→ Problem details
Pick up the article on how senior engineers overfit AI agent tools where it stops, after its last sentence, and continue it in the same voice.

Senior Engineers Overfit AI Agent Tools to Context Models Cannot See

Philipp SchmidAI EngineerSaturday, May 30, 20267 min read

Philipp Schmid of Google DeepMind argues that senior engineers often struggle with AI agents because they design tools around context they personally understand but the model cannot see. In his account, agent-ready systems need explicit tool schemas, semantic state, recoverable errors, eval-based reliability measures and disposable harnesses, because engineers are managing probabilistic behavior rather than controlling a deterministic flow.

Senior engineers overfit tools to context the agent cannot see

Philipp Schmid argues that engineers struggle with AI agents because the control model has changed, and experienced engineers may be most exposed to the trap. They know the systems too well. A backend endpoint such as delete_item(id) may feel obvious to the developer who built the product API: they know what item means, what shape the ID takes, and what should happen when the item is not found. The agent has none of that accumulated context.

An agent sees the function schema, docstring, and tool definition. If the tool name is vague and the parameter is just id, it may guess. Schmid’s proposed alternative is more explicit and semantic: delete_item_by_uuid(uuid: str), with a docstring saying it deletes an item by UUID and returns an error if not found.

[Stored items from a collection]
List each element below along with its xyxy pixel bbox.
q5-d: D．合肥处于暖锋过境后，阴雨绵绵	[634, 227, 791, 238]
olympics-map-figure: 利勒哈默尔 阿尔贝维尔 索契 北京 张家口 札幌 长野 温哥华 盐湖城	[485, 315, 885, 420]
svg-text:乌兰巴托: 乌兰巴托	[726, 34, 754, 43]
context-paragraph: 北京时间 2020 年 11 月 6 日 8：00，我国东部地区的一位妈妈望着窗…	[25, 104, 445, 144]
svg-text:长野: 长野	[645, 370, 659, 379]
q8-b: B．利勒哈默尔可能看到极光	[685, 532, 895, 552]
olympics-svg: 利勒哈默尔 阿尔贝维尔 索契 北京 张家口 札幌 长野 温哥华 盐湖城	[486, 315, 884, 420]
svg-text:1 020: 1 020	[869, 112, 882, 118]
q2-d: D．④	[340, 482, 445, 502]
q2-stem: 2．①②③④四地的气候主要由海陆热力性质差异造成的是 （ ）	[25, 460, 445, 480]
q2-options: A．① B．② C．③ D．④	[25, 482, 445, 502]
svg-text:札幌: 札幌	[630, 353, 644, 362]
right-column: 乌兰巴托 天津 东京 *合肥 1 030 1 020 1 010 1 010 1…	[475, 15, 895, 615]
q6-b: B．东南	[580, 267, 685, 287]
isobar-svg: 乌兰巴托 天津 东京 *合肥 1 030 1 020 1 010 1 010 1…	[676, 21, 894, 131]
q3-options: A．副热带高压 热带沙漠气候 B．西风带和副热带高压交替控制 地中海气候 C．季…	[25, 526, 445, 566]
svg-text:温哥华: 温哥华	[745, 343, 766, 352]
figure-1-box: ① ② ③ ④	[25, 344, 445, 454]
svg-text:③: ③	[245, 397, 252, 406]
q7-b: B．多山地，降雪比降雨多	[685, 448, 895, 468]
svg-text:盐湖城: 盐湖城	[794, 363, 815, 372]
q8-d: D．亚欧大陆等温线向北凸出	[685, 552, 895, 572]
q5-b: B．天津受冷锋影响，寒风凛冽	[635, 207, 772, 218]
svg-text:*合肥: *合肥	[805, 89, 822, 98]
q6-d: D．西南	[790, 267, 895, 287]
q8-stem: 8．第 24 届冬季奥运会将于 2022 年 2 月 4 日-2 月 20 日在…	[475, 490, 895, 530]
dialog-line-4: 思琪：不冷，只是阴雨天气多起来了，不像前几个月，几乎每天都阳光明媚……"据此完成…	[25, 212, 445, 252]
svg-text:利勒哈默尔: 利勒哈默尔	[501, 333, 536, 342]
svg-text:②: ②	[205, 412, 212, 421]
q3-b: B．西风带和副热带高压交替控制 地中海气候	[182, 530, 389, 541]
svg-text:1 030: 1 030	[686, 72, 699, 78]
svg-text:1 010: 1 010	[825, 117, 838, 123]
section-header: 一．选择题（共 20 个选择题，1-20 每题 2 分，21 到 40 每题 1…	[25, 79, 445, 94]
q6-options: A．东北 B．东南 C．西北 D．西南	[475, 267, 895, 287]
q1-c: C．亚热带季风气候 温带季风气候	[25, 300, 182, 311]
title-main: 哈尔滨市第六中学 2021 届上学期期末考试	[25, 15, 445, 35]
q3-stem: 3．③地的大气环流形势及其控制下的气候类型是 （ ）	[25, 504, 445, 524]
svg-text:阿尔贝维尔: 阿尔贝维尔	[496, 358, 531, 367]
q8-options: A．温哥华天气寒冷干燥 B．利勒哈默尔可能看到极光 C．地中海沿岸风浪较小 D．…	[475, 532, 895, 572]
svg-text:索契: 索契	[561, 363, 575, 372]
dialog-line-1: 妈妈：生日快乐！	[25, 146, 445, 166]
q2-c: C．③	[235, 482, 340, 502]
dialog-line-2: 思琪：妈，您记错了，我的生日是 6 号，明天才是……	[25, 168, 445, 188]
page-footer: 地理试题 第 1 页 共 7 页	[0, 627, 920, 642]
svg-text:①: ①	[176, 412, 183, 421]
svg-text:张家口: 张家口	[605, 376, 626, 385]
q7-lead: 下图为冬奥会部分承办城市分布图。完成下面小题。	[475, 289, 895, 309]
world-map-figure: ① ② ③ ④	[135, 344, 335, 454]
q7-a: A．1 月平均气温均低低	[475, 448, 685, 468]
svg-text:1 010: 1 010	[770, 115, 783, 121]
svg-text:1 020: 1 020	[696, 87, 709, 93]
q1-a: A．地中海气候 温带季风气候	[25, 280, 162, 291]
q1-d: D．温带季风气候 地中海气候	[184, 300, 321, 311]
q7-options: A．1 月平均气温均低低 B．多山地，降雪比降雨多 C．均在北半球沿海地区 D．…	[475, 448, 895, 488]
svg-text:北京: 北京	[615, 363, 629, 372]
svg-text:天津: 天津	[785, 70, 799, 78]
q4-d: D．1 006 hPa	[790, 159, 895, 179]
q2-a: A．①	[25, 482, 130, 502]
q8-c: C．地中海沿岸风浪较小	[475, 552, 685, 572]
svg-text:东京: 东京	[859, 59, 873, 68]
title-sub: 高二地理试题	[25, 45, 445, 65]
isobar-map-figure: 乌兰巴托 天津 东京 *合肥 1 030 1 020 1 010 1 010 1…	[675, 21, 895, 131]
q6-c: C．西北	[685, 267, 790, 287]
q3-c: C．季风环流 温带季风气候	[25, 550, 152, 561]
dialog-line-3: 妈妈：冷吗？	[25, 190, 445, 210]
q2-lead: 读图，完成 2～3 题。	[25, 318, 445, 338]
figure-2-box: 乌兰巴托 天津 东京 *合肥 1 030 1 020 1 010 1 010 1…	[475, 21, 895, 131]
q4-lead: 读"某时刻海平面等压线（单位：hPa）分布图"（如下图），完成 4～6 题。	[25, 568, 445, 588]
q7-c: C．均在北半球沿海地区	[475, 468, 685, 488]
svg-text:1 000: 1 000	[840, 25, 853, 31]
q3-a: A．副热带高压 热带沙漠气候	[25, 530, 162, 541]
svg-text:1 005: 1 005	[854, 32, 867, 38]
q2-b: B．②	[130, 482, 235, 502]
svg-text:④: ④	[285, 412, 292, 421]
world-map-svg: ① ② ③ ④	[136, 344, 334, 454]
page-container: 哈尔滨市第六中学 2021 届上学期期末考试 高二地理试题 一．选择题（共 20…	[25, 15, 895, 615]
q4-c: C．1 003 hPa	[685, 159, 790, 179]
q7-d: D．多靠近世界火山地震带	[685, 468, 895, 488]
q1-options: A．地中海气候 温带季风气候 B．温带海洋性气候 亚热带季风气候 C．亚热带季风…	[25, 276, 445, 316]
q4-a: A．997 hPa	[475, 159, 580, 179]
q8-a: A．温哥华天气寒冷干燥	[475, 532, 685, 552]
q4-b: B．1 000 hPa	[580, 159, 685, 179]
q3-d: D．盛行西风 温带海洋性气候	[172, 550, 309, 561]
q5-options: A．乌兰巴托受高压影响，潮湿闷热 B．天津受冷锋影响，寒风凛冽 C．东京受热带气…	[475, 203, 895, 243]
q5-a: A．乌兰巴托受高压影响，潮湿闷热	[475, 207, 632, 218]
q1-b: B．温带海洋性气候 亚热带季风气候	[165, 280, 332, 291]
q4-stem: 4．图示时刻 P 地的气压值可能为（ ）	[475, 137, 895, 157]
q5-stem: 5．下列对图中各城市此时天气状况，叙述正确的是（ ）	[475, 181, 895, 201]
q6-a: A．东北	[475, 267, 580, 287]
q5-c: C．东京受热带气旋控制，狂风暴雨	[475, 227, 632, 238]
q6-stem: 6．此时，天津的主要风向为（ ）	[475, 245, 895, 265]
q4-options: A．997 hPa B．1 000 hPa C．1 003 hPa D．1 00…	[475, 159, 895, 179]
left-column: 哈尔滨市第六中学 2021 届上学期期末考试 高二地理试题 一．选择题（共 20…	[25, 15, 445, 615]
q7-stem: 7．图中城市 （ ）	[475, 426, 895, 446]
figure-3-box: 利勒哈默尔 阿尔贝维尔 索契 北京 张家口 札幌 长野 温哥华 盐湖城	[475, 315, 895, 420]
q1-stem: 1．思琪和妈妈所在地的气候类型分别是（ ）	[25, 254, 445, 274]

→ Expected output
That is the practical meaning of building “agent-ready” APIs: semantic names, verbose docstrings, typed parameters, and clear failure behavior. Tool definitions become part of the model’s operating environment, not internal implementation details.

Schmid frames the broader shift as a move from “traffic controller” to “dispatcher.” Traditional software starts with a specification, then code, tests, deployment, and user interaction. The engineer controls the roads, lights, speed limits, and route. Agent development starts with instructions, then observation, adaptation, prompt and tool changes, and repeated runs. The engineer states the destination and constraints; the model may take a path the engineer did not specify.

The slide behind this metaphor makes the tension explicit: the “traffic controller” mindset treats software as deterministic, where the engineer owns the roads, signals, and laws; the “dispatcher” mindset treats agent engineering as probabilistic, where the engineer gives instructions to a driver navigating ambiguity. The trap, as the slide puts it, is that better engineers may fight the model harder, trying to “code away” nondeterminism with if-statements and rigid schemas.

You cannot code away the probability. You must manage it through evals and self-correction.

Philipp Schmid

The claim is not that control disappears. Schmid’s summary phrase is “trust, but verify.” Engineers still define goals, constraints, tools, and evaluation standards. What changes is the level at which control is applied.

Structured state can strip away the meaning the model needs

One of Schmid’s first concrete shifts is that “text is the new state.” Traditional systems tend to turn the world into booleans, enums, flags, and status fields because structured values are safe to route and easy to test. In agent systems, that structure can remove the semantic detail the model needs later.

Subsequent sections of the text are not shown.